▶ Requirement
Identify every line containing the word "illetve" and reproduce each one.

Saved entries
_ _ _

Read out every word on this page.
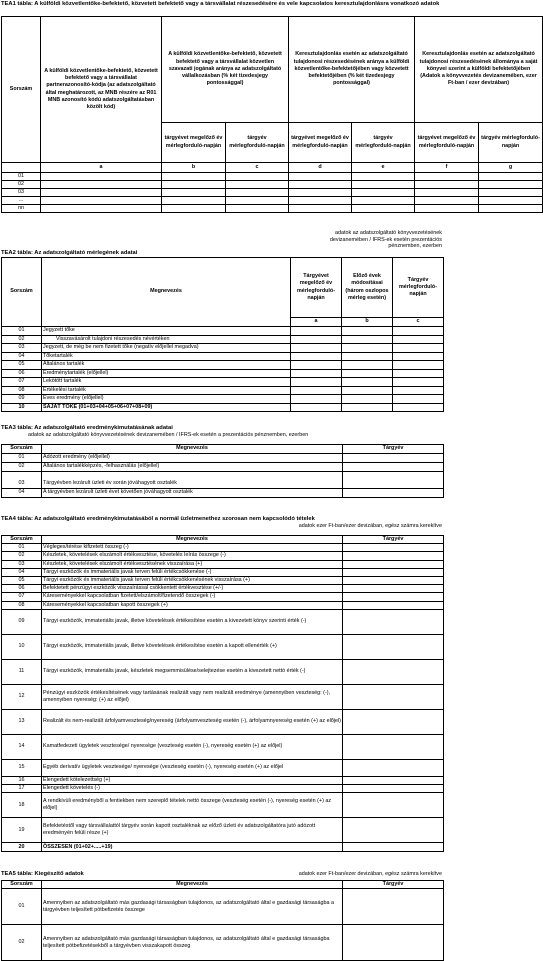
TEA1 tábla: A külföldi közvetlentőke-befektető, közvetett befektető vagy a társvállalat részesedésére és vele kapcsolatos keresztulajdonlásra vonatkozó adatok
Sorszám	A külföldi közvetlentőke-befektető, közvetett befektető vagy a társvállalat partnerazonosító-kódja (az adatszolgáltató által meghatározott, az MNB részére az R01 MNB azonosító kódú adatszolgáltatásban közölt kód)	A külföldi közvetlentőke-befektető, közvetett befektető vagy a társvállalat közvetlen szavazati jogának aránya az adatszolgáltató vállalkozásban (% két tizedesjegy pontossággal)		Keresztulajdonlás esetén az adatszolgáltató tulajdonosi részesedésének aránya a külföldi közvetlentőke-befektetőjében vagy közvetett befektetőjében (% két tizedesjegy pontossággal)		Keresztulajdonlás esetén az adatszolgáltató tulajdonosi részesedésének állománya a saját könyvei szerint a külföldi befektetőjében (Adatok a könyvvezetés devizanemében, ezer Ft-ban / ezer devizában)	
		tárgyévet megelőző év mérlegforduló-napján	tárgyév mérlegforduló-napján	tárgyévet megelőző év mérlegforduló-napján	tárgyév mérlegforduló-napján	tárgyévet megelőző év mérlegforduló-napján	tárgyév mérlegforduló-napján
	a	b	c	d	e	f	g
01							
02							
03							
...							
nn							
adatok az adatszolgáltató könyvvezetésének devizanemében / IFRS-ek esetén prezentációs pénznemben, ezerben
TEA2 tábla: Az adatszolgáltató mérlegének adatai
Sorszám	Megnevezés	Tárgyévet megelőző év mérlegforduló-napján	Előző évek módosításai (három oszlopos mérleg esetén)	Tárgyév mérlegforduló-napján
		a	b	c
01	Jegyzett tőke			
02	Visszavásárolt tulajdoni részesedés névértéken			
03	Jegyzett, de még be nem fizetett tőke (negatív előjellel megadva)			
04	Tőketartalék			
05	Általános tartalék			
06	Eredménytartalék (előjellel)			
07	Lekötött tartalék			
08	Értékelési tartalék			
09	Éves eredmény (előjellel)			
10	SAJÁT TŐKE (01+03+04+05+06+07+08+09)			
TEA3 tábla: Az adatszolgáltató eredménykimutatásának adatai
adatok az adatszolgáltató könyvvezetésének devizanemében / IFRS-ek esetén a prezentációs pénznemben, ezerben
Sorszám	Megnevezés	Tárgyév
01	Adózott eredmény (előjellel)	
02	Általános tartalékképzés, -felhasználás (előjellel)	
03	Tárgyévben lezárult üzleti év során jóváhagyott osztalék	
04	A tárgyévben lezárult üzleti évet követően jóváhagyott osztalék	
TEA4 tábla: Az adatszolgáltató eredménykimutatásából a normál üzletmenethez szorosan nem kapcsolódó tételek
adatok ezer Ft-ban/ezer devizában, egész számra kerekítve
Sorszám	Megnevezés	Tárgyév
01	Végleges/térése kifizetett összeg (-)	
02	Készletek, követelések elszámolt értékvesztése, követelés leírás összege (-)	
03	Készletek, követelések elszámolt értékvesztésének visszaírása (+)	
04	Tárgyi eszközök és immateriális javak terven felüli értékcsökkenése (-)	
05	Tárgyi eszközök és immateriális javak terven felüli értékcsökkenésének visszaírása (+)	
06	Befektetett pénzügyi eszközök visszaírással csökkentett értékvesztése (+/-)	
07	Káreseményekkel kapcsolatban fizetett/elszámolt/fizetendő összegek (-)	
08	Káreseményekkel kapcsolatban kapott összegek (+)	
09	Tárgyi eszközök, immateriális javak, illetve követelések értékesítése esetén a kivezetett könyv szerinti érték (-)	
10	Tárgyi eszközök, immateriális javak, illetve követelések értékesítése esetén a kapott ellenérték (+)	
11	Tárgyi eszközök, immateriális javak, készletek megsemmisülése/selejtezése esetén a kivezetett nettó érték (-)	
12	Pénzügyi eszközök értékesítésének vagy tartásának realizált vagy nem realizált eredménye (amennyiben veszteség: (-), amennyiben nyereség: (+) az előjel)	
13	Realizált és nem-realizált árfolyamveszteség/nyereség (árfolyamveszteség esetén (-), árfolyamnyereség esetén (+) az előjel)	
14	Kamatfedezeti ügyletek vesztesége/ nyeresége (veszteség esetén (-), nyereség esetén (+) az előjel)	
15	Egyéb derivatív ügyletek vesztesége/ nyeresége (veszteség esetén (-), nyereség esetén (+) az előjel	
16	Elengedett kötelezettség (+)	
17	Elengedett követelés (-)	
18	A rendkívüli eredményből a fentiekben nem szereplő tételek nettó összege (veszteség esetén (-), nyereség esetén (+) az előjel)	
19	Befektetéstől vagy társvállalattól tárgyév során kapott osztaléknak az előző üzleti év adatszolgáltatóra jutó adózott eredményén felüli része (+)	
20	ÖSSZESEN (01+02+.....+19)	
TEA5 tábla: Kiegészítő adatok	adatok ezer Ft-ban/ezer devizában, egész számra kerekítve
Sorszám	Megnevezés	Tárgyév
01	Amennyiben az adatszolgáltató más gazdasági társaságban tulajdonos, az adatszolgáltató által e gazdasági társaságba a tárgyévben teljesített pótbefizetés összege	
02	Amennyiben az adatszolgáltató más gazdasági társaságban tulajdonos, az adatszolgáltató által e gazdasági társaságba teljesített pótbefizetésekből a tárgyévben visszakapott összeg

_ _ _

▶ Exercise result
09	Tárgyi eszközök, immateriális javak, illetve követelések értékesítése esetén a kivezetett könyv szerinti érték (-)	
10	Tárgyi eszközök, immateriális javak, illetve követelések értékesítése esetén a kapott ellenérték (+)	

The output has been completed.